◆ DIRECTIONS: Search the data for the word "another" and copy every line that contains it.

◆ STORED DATA:
-*-*-
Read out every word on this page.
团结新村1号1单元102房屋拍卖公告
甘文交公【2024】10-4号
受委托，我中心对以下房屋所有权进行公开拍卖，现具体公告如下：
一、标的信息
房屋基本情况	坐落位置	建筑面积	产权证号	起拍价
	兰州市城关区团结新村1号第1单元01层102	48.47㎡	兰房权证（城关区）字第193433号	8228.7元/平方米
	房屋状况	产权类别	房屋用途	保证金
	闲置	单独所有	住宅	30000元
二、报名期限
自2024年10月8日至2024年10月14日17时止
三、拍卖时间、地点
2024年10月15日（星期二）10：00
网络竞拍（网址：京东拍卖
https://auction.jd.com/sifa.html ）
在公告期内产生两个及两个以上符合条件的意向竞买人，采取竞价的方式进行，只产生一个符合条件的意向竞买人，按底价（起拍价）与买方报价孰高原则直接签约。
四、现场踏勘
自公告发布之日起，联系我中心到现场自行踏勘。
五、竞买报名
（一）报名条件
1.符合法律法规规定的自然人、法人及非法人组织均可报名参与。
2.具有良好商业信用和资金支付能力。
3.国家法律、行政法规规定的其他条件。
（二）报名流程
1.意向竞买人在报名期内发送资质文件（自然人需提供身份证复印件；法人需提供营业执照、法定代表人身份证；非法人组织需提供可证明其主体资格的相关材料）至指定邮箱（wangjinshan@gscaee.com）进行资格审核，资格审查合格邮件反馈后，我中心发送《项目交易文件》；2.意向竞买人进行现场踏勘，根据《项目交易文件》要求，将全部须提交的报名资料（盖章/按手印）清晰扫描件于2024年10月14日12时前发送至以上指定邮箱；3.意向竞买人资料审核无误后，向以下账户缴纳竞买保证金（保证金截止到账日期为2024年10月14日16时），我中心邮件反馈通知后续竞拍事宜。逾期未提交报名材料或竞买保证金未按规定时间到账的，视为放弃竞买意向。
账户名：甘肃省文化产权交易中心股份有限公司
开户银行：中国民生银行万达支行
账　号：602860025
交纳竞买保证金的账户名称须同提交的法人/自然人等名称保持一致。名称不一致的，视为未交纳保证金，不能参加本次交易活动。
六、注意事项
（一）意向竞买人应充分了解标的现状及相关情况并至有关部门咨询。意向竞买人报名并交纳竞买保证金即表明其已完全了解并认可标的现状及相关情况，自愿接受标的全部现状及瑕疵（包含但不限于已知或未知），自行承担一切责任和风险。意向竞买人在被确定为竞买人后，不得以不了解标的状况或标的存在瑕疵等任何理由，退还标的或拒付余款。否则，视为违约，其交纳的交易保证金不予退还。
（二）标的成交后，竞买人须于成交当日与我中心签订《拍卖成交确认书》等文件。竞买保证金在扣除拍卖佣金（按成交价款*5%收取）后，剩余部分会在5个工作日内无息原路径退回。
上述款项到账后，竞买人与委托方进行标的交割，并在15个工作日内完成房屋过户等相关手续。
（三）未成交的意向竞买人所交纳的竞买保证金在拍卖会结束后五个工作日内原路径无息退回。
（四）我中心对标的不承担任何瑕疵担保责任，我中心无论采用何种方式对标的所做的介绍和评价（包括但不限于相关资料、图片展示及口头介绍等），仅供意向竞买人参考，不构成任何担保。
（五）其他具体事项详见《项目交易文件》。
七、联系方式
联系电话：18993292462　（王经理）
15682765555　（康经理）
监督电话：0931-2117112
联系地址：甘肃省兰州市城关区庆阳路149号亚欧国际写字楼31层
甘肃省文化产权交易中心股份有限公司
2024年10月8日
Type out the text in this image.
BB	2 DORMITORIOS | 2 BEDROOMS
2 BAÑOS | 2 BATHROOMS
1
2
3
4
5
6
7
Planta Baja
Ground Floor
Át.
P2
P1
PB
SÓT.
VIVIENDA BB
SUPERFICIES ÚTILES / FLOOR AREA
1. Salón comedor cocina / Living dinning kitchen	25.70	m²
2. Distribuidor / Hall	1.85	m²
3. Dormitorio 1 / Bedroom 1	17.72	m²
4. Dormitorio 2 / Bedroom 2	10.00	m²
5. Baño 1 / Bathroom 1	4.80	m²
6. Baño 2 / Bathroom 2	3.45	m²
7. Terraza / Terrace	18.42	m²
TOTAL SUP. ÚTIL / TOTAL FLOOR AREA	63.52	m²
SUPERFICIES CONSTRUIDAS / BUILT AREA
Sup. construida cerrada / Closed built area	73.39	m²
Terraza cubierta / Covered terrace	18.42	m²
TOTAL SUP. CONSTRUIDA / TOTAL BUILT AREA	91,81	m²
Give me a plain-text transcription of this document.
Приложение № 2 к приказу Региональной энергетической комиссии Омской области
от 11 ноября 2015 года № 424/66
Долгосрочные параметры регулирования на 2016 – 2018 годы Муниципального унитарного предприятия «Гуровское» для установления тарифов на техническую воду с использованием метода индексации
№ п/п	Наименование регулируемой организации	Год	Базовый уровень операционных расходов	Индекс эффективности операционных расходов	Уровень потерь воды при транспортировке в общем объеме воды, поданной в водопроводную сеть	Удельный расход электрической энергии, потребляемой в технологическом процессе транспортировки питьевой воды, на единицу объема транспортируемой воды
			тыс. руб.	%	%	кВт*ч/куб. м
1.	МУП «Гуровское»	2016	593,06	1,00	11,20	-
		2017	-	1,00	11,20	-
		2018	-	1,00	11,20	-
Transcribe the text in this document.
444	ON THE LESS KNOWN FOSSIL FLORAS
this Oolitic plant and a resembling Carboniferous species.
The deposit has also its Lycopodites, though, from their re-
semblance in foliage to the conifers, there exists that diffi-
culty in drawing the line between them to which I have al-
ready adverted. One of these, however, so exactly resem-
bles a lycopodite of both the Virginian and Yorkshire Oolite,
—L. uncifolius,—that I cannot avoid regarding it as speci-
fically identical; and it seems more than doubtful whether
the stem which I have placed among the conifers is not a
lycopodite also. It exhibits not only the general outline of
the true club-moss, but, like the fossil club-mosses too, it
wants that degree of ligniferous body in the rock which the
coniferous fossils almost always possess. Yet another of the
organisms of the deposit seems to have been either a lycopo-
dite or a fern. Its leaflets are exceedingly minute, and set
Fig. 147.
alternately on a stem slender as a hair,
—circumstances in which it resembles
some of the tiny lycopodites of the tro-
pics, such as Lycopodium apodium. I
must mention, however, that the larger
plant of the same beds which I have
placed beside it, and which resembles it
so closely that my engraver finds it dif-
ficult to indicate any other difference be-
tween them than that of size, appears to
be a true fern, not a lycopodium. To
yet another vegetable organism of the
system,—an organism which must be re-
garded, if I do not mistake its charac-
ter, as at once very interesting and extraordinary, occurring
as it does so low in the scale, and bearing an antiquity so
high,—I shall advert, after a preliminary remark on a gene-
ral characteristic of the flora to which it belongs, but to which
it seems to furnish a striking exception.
-*-*-
◆ ANSWER TO THIS TASK:
coniferous fossils almost always possess. Yet another of the
yet another vegetable organism of the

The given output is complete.